Data entries:
## Begin

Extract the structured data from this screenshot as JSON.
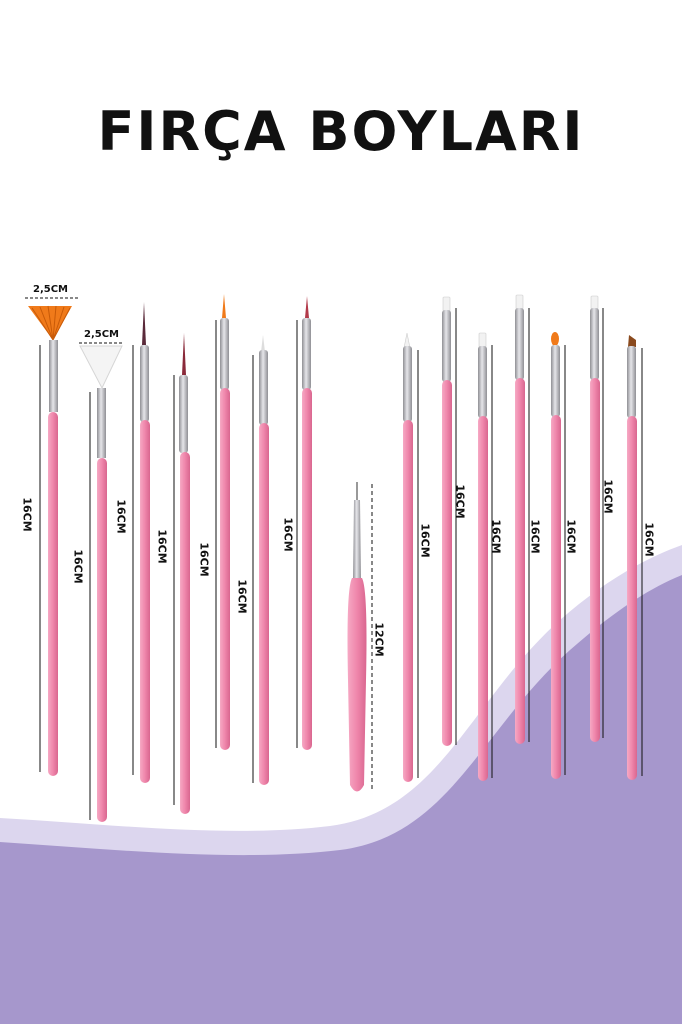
{
  "title": "FIRÇA BOYLARI",
  "colors": {
    "background": "#ffffff",
    "purple_wave": "#a697cc",
    "light_wave": "#dcd6ee",
    "handle_pink": "#ef86ab",
    "ferrule_silver": "#b8b8bc",
    "bristle_orange": "#f07a1a",
    "bristle_white": "#f4f4f4",
    "bristle_brown": "#8a4a1e",
    "text": "#111111"
  },
  "labels": {
    "fan_width_1": "2,5CM",
    "fan_width_2": "2,5CM",
    "length_16": "16CM",
    "length_12": "12CM"
  },
  "brushes": [
    {
      "name": "fan-orange",
      "tip": "fan-orange",
      "length_label": "16CM"
    },
    {
      "name": "fan-white",
      "tip": "fan-white",
      "length_label": "16CM"
    },
    {
      "name": "liner-1",
      "tip": "fine-liner",
      "length_label": "16CM"
    },
    {
      "name": "liner-2",
      "tip": "fine-liner",
      "length_label": "16CM"
    },
    {
      "name": "liner-3",
      "tip": "fine-liner",
      "length_label": "16CM"
    },
    {
      "name": "liner-4",
      "tip": "fine-liner",
      "length_label": "16CM"
    },
    {
      "name": "liner-5",
      "tip": "fine-liner",
      "length_label": "16CM"
    },
    {
      "name": "dotting-tool",
      "tip": "needle",
      "length_label": "12CM"
    },
    {
      "name": "round-1",
      "tip": "round-white",
      "length_label": "16CM"
    },
    {
      "name": "flat-1",
      "tip": "flat-white",
      "length_label": "16CM"
    },
    {
      "name": "flat-2",
      "tip": "flat-white",
      "length_label": "16CM"
    },
    {
      "name": "flat-3",
      "tip": "flat-white",
      "length_label": "16CM"
    },
    {
      "name": "oval-orange",
      "tip": "oval-orange",
      "length_label": "16CM"
    },
    {
      "name": "flat-4",
      "tip": "flat-white",
      "length_label": "16CM"
    },
    {
      "name": "angled-brown",
      "tip": "angled-brown",
      "length_label": "16CM"
    }
  ]
}
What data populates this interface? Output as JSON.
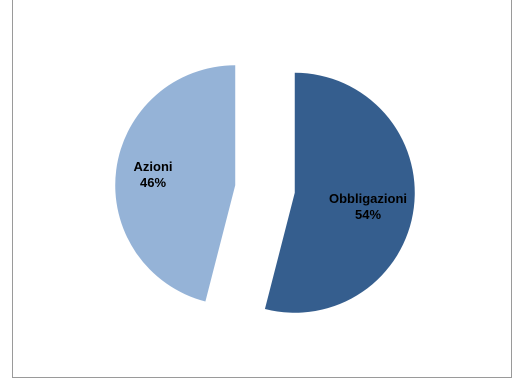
{
  "chart_data": {
    "type": "pie",
    "exploded": true,
    "slices": [
      {
        "label": "Obbligazioni",
        "value": 54,
        "value_label": "54%",
        "color": "#355e8e"
      },
      {
        "label": "Azioni",
        "value": 46,
        "value_label": "46%",
        "color": "#95b3d7"
      }
    ]
  }
}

## End

● **Your objective**
Using the records above, extract exactly and only the lines from the one with "What data populates" through the final line, inclusive, leaving out pictures.

● **Result of this task**
What data populates this interface? Output as JSON.
{
  "chart_data": {
    "type": "pie",
    "exploded": true,
    "slices": [
      {
        "label": "Obbligazioni",
        "value": 54,
        "value_label": "54%",
        "color": "#355e8e"
      },
      {
        "label": "Azioni",
        "value": 46,
        "value_label": "46%",
        "color": "#95b3d7"
      }
    ]
  }
}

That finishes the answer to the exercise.